** SOURCE MATERIAL **
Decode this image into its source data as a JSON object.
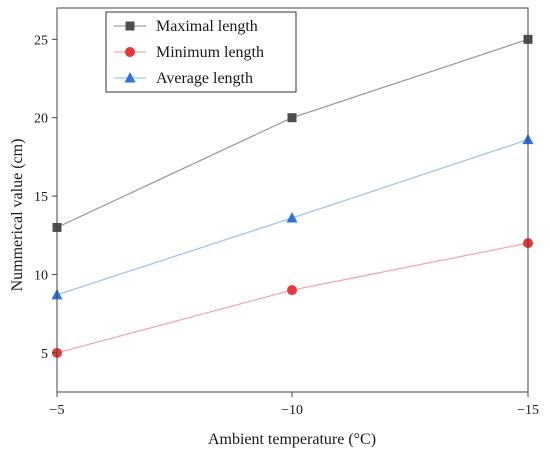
{
  "chart_data": {
    "type": "line",
    "x": [
      -5,
      -10,
      -15
    ],
    "x_tick_labels": [
      "−5",
      "−10",
      "−15"
    ],
    "xlabel": "Ambient temperature (°C)",
    "ylabel": "Nummerical value (cm)",
    "ylim": [
      2.5,
      27
    ],
    "y_ticks": [
      5,
      10,
      15,
      20,
      25
    ],
    "legend_position": "top-left",
    "grid": false,
    "series": [
      {
        "name": "Maximal length",
        "values": [
          13,
          20,
          25
        ],
        "color": "#9e9e9e",
        "marker_color": "#4d4d4d",
        "marker": "square"
      },
      {
        "name": "Minimum length",
        "values": [
          5,
          9,
          12
        ],
        "color": "#f2a8a8",
        "marker_color": "#e8373a",
        "marker": "circle"
      },
      {
        "name": "Average length",
        "values": [
          8.7,
          13.6,
          18.6
        ],
        "color": "#9ec6ec",
        "marker_color": "#2f74d8",
        "marker": "triangle"
      }
    ]
  }
}
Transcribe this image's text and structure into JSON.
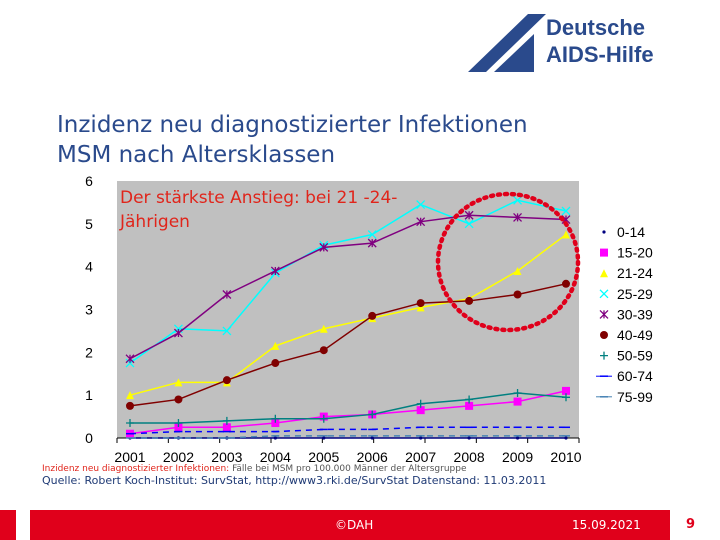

** WORK REQUIRED **
Reproduce the listing above exactly, excluding all pictures.

** TASK RESPONSE **
Decode this image into its source data as a JSON object.
{
  "chart_data": {
    "type": "line",
    "x": [
      -5,
      -10,
      -15
    ],
    "x_tick_labels": [
      "−5",
      "−10",
      "−15"
    ],
    "xlabel": "Ambient temperature (°C)",
    "ylabel": "Nummerical value (cm)",
    "ylim": [
      2.5,
      27
    ],
    "y_ticks": [
      5,
      10,
      15,
      20,
      25
    ],
    "legend_position": "top-left",
    "grid": false,
    "series": [
      {
        "name": "Maximal length",
        "values": [
          13,
          20,
          25
        ],
        "color": "#9e9e9e",
        "marker_color": "#4d4d4d",
        "marker": "square"
      },
      {
        "name": "Minimum length",
        "values": [
          5,
          9,
          12
        ],
        "color": "#f2a8a8",
        "marker_color": "#e8373a",
        "marker": "circle"
      },
      {
        "name": "Average length",
        "values": [
          8.7,
          13.6,
          18.6
        ],
        "color": "#9ec6ec",
        "marker_color": "#2f74d8",
        "marker": "triangle"
      }
    ]
  }
}
Transcribe this image's text and structure into JSON.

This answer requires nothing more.